Some records
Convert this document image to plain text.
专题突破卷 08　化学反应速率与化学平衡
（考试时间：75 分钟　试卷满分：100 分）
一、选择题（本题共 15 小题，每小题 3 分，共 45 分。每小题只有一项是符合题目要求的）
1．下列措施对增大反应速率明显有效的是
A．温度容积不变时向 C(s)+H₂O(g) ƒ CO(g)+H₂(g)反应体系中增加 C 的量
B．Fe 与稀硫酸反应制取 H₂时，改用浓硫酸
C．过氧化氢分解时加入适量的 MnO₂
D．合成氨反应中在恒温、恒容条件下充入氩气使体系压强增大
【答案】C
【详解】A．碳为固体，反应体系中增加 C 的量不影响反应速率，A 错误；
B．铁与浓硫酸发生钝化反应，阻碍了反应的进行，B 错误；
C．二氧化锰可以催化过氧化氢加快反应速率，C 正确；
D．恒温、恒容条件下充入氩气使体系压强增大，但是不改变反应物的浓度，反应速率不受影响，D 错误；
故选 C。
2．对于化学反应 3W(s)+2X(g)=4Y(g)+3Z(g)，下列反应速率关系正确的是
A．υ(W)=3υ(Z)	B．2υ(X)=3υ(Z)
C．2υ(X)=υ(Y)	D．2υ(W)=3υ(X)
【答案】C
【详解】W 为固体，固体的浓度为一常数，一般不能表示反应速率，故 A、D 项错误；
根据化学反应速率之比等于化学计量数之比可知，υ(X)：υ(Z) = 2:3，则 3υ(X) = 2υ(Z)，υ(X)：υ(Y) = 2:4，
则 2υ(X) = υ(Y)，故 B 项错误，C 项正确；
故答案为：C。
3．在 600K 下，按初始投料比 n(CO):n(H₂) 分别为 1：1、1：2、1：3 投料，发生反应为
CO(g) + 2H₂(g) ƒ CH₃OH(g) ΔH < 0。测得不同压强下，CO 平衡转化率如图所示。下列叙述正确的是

▶ Exercise description
Retype the listing exactly, in full.

▶ Solution to this task
Convert this document image to plain text.
专题突破卷 08　化学反应速率与化学平衡
（考试时间：75 分钟　试卷满分：100 分）
一、选择题（本题共 15 小题，每小题 3 分，共 45 分。每小题只有一项是符合题目要求的）
1．下列措施对增大反应速率明显有效的是
A．温度容积不变时向 C(s)+H₂O(g) ƒ CO(g)+H₂(g)反应体系中增加 C 的量
B．Fe 与稀硫酸反应制取 H₂时，改用浓硫酸
C．过氧化氢分解时加入适量的 MnO₂
D．合成氨反应中在恒温、恒容条件下充入氩气使体系压强增大
【答案】C
【详解】A．碳为固体，反应体系中增加 C 的量不影响反应速率，A 错误；
B．铁与浓硫酸发生钝化反应，阻碍了反应的进行，B 错误；
C．二氧化锰可以催化过氧化氢加快反应速率，C 正确；
D．恒温、恒容条件下充入氩气使体系压强增大，但是不改变反应物的浓度，反应速率不受影响，D 错误；
故选 C。
2．对于化学反应 3W(s)+2X(g)=4Y(g)+3Z(g)，下列反应速率关系正确的是
A．υ(W)=3υ(Z)	B．2υ(X)=3υ(Z)
C．2υ(X)=υ(Y)	D．2υ(W)=3υ(X)
【答案】C
【详解】W 为固体，固体的浓度为一常数，一般不能表示反应速率，故 A、D 项错误；
根据化学反应速率之比等于化学计量数之比可知，υ(X)：υ(Z) = 2:3，则 3υ(X) = 2υ(Z)，υ(X)：υ(Y) = 2:4，
则 2υ(X) = υ(Y)，故 B 项错误，C 项正确；
故答案为：C。
3．在 600K 下，按初始投料比 n(CO):n(H₂) 分别为 1：1、1：2、1：3 投料，发生反应为
CO(g) + 2H₂(g) ƒ CH₃OH(g) ΔH < 0。测得不同压强下，CO 平衡转化率如图所示。下列叙述正确的是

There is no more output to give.